Random Variables in Finite Precision

Tyler Chen

This is a companion piece to the publication:

@article{finite_precision_random_variables,
    title = {Rounding Random Variables to Finite Precision},
    author = {Tyler Chen},
    year = {2020},
    eprint = {2007.11041},
    archivePrefix = {arXiv},
    primaryClass = {math.ST},
}

A preprint is available on arXiv (2007.11041).

Why should I care?

--- Data entries ---
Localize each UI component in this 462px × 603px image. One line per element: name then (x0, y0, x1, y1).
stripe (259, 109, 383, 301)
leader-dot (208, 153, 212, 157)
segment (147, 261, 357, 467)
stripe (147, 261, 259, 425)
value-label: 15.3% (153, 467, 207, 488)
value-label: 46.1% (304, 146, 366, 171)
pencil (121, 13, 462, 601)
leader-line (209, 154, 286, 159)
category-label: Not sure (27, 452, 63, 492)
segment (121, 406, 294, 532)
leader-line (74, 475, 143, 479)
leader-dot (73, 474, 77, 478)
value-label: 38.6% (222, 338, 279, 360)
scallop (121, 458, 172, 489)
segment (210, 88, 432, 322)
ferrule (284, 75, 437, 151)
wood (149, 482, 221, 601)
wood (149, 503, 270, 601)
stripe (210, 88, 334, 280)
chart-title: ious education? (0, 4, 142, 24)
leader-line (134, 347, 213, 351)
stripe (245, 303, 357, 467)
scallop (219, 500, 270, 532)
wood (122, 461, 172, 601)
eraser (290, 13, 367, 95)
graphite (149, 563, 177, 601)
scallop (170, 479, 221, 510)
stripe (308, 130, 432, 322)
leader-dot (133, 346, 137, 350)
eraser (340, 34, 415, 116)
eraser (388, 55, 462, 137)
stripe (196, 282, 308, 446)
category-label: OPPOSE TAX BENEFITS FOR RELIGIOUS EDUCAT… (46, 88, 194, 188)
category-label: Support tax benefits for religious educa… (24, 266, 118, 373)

--- Exercise set ---
A - From the random variables page, reproduce the part that opens with "This is a companion" and closes with "should I care?", substituting "supplement" for "companion piece".
B - List every field name that appears in the citation record on the random variables page.
Rely only on the random variables page for what follows.

--- Worked solutions ---
A -
This is a supplement to the publication:

@article{finite_precision_random_variables,
    title = {Rounding Random Variables to Finite Precision},
    author = {Tyler Chen},
    year = {2020},
    eprint = {2007.11041},
    archivePrefix = {arXiv},
    primaryClass = {math.ST},
}

A preprint is available on arXiv (2007.11041).

Why should I care?

B - title, author, year, eprint, archivePrefix, primaryClass